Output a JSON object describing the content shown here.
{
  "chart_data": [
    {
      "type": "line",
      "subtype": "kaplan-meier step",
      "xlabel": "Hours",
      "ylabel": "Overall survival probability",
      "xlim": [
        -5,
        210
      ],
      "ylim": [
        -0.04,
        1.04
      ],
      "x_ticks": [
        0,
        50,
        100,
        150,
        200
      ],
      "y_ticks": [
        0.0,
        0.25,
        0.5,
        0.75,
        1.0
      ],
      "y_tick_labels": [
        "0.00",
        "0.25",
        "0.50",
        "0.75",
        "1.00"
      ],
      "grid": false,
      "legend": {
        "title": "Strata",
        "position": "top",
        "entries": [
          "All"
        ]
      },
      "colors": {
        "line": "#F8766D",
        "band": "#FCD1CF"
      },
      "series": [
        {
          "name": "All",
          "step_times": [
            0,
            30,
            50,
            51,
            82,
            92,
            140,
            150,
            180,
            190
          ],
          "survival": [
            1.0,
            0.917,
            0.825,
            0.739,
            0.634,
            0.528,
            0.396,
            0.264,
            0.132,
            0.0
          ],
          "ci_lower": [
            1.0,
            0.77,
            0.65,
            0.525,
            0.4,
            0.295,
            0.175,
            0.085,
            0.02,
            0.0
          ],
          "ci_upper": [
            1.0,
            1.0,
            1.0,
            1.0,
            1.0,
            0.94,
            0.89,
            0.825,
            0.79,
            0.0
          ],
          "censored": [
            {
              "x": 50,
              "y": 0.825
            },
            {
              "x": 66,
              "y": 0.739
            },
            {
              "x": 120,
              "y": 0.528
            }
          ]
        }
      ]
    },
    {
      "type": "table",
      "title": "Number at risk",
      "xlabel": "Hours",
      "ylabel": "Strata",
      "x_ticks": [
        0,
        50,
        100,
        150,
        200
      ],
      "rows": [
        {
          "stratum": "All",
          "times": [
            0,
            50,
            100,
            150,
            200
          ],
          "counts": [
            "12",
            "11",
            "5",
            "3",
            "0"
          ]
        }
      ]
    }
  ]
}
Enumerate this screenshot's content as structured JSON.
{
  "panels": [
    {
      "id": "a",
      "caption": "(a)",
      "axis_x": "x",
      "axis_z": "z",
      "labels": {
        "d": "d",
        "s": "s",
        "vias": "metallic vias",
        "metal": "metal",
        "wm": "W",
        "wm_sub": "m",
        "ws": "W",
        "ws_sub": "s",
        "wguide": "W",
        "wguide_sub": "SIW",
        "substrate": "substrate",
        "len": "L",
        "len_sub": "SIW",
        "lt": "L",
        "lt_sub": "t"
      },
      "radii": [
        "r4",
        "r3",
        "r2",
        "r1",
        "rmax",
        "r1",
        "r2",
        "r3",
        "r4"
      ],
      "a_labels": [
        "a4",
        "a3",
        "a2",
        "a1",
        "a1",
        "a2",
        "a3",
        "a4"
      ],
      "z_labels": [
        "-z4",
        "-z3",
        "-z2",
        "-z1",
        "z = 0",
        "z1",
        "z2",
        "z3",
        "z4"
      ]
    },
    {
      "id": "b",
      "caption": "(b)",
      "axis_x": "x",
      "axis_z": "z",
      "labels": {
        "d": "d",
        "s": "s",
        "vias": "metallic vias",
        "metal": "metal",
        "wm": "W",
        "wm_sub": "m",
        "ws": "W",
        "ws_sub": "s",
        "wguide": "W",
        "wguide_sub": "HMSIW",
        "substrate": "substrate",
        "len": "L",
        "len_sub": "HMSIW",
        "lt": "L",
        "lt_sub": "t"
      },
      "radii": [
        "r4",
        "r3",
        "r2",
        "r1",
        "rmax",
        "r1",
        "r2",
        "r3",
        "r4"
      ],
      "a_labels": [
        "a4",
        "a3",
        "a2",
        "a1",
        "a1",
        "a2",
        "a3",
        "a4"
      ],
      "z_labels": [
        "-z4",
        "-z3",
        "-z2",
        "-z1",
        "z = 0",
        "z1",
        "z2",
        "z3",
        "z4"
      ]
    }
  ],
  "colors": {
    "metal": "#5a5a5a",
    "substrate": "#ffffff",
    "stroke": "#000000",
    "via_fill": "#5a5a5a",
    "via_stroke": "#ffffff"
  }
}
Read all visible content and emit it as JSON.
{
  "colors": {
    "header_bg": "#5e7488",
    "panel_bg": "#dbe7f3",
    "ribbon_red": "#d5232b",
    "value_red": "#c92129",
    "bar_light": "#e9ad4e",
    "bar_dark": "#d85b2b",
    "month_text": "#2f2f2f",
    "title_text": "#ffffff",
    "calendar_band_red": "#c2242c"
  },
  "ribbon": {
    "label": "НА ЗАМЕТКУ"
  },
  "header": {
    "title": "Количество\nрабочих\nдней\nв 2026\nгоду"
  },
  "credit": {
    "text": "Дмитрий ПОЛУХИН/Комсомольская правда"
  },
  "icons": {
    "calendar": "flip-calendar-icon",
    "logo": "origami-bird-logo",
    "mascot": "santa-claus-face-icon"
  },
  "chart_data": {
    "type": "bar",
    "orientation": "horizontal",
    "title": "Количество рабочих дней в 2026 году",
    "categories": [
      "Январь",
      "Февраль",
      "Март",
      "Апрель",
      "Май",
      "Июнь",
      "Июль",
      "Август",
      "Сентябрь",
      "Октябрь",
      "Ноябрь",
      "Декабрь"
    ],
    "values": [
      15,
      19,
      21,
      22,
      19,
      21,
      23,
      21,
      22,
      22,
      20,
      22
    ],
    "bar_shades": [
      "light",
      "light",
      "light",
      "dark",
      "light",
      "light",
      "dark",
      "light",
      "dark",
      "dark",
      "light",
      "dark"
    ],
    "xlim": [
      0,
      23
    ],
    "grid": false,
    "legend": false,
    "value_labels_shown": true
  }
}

------

- [AIM]
Restate the records, all of them, precisely as written.

- [ANSWER FOR THE TASK]
Output a JSON object describing the content shown here.
{
  "chart_data": [
    {
      "type": "line",
      "subtype": "kaplan-meier step",
      "xlabel": "Hours",
      "ylabel": "Overall survival probability",
      "xlim": [
        -5,
        210
      ],
      "ylim": [
        -0.04,
        1.04
      ],
      "x_ticks": [
        0,
        50,
        100,
        150,
        200
      ],
      "y_ticks": [
        0.0,
        0.25,
        0.5,
        0.75,
        1.0
      ],
      "y_tick_labels": [
        "0.00",
        "0.25",
        "0.50",
        "0.75",
        "1.00"
      ],
      "grid": false,
      "legend": {
        "title": "Strata",
        "position": "top",
        "entries": [
          "All"
        ]
      },
      "colors": {
        "line": "#F8766D",
        "band": "#FCD1CF"
      },
      "series": [
        {
          "name": "All",
          "step_times": [
            0,
            30,
            50,
            51,
            82,
            92,
            140,
            150,
            180,
            190
          ],
          "survival": [
            1.0,
            0.917,
            0.825,
            0.739,
            0.634,
            0.528,
            0.396,
            0.264,
            0.132,
            0.0
          ],
          "ci_lower": [
            1.0,
            0.77,
            0.65,
            0.525,
            0.4,
            0.295,
            0.175,
            0.085,
            0.02,
            0.0
          ],
          "ci_upper": [
            1.0,
            1.0,
            1.0,
            1.0,
            1.0,
            0.94,
            0.89,
            0.825,
            0.79,
            0.0
          ],
          "censored": [
            {
              "x": 50,
              "y": 0.825
            },
            {
              "x": 66,
              "y": 0.739
            },
            {
              "x": 120,
              "y": 0.528
            }
          ]
        }
      ]
    },
    {
      "type": "table",
      "title": "Number at risk",
      "xlabel": "Hours",
      "ylabel": "Strata",
      "x_ticks": [
        0,
        50,
        100,
        150,
        200
      ],
      "rows": [
        {
          "stratum": "All",
          "times": [
            0,
            50,
            100,
            150,
            200
          ],
          "counts": [
            "12",
            "11",
            "5",
            "3",
            "0"
          ]
        }
      ]
    }
  ]
}
Enumerate this screenshot's content as structured JSON.
{
  "panels": [
    {
      "id": "a",
      "caption": "(a)",
      "axis_x": "x",
      "axis_z": "z",
      "labels": {
        "d": "d",
        "s": "s",
        "vias": "metallic vias",
        "metal": "metal",
        "wm": "W",
        "wm_sub": "m",
        "ws": "W",
        "ws_sub": "s",
        "wguide": "W",
        "wguide_sub": "SIW",
        "substrate": "substrate",
        "len": "L",
        "len_sub": "SIW",
        "lt": "L",
        "lt_sub": "t"
      },
      "radii": [
        "r4",
        "r3",
        "r2",
        "r1",
        "rmax",
        "r1",
        "r2",
        "r3",
        "r4"
      ],
      "a_labels": [
        "a4",
        "a3",
        "a2",
        "a1",
        "a1",
        "a2",
        "a3",
        "a4"
      ],
      "z_labels": [
        "-z4",
        "-z3",
        "-z2",
        "-z1",
        "z = 0",
        "z1",
        "z2",
        "z3",
        "z4"
      ]
    },
    {
      "id": "b",
      "caption": "(b)",
      "axis_x": "x",
      "axis_z": "z",
      "labels": {
        "d": "d",
        "s": "s",
        "vias": "metallic vias",
        "metal": "metal",
        "wm": "W",
        "wm_sub": "m",
        "ws": "W",
        "ws_sub": "s",
        "wguide": "W",
        "wguide_sub": "HMSIW",
        "substrate": "substrate",
        "len": "L",
        "len_sub": "HMSIW",
        "lt": "L",
        "lt_sub": "t"
      },
      "radii": [
        "r4",
        "r3",
        "r2",
        "r1",
        "rmax",
        "r1",
        "r2",
        "r3",
        "r4"
      ],
      "a_labels": [
        "a4",
        "a3",
        "a2",
        "a1",
        "a1",
        "a2",
        "a3",
        "a4"
      ],
      "z_labels": [
        "-z4",
        "-z3",
        "-z2",
        "-z1",
        "z = 0",
        "z1",
        "z2",
        "z3",
        "z4"
      ]
    }
  ],
  "colors": {
    "metal": "#5a5a5a",
    "substrate": "#ffffff",
    "stroke": "#000000",
    "via_fill": "#5a5a5a",
    "via_stroke": "#ffffff"
  }
}
Read all visible content and emit it as JSON.
{
  "colors": {
    "header_bg": "#5e7488",
    "panel_bg": "#dbe7f3",
    "ribbon_red": "#d5232b",
    "value_red": "#c92129",
    "bar_light": "#e9ad4e",
    "bar_dark": "#d85b2b",
    "month_text": "#2f2f2f",
    "title_text": "#ffffff",
    "calendar_band_red": "#c2242c"
  },
  "ribbon": {
    "label": "НА ЗАМЕТКУ"
  },
  "header": {
    "title": "Количество\nрабочих\nдней\nв 2026\nгоду"
  },
  "credit": {
    "text": "Дмитрий ПОЛУХИН/Комсомольская правда"
  },
  "icons": {
    "calendar": "flip-calendar-icon",
    "logo": "origami-bird-logo",
    "mascot": "santa-claus-face-icon"
  },
  "chart_data": {
    "type": "bar",
    "orientation": "horizontal",
    "title": "Количество рабочих дней в 2026 году",
    "categories": [
      "Январь",
      "Февраль",
      "Март",
      "Апрель",
      "Май",
      "Июнь",
      "Июль",
      "Август",
      "Сентябрь",
      "Октябрь",
      "Ноябрь",
      "Декабрь"
    ],
    "values": [
      15,
      19,
      21,
      22,
      19,
      21,
      23,
      21,
      22,
      22,
      20,
      22
    ],
    "bar_shades": [
      "light",
      "light",
      "light",
      "dark",
      "light",
      "light",
      "dark",
      "light",
      "dark",
      "dark",
      "light",
      "dark"
    ],
    "xlim": [
      0,
      23
    ],
    "grid": false,
    "legend": false,
    "value_labels_shown": true
  }
}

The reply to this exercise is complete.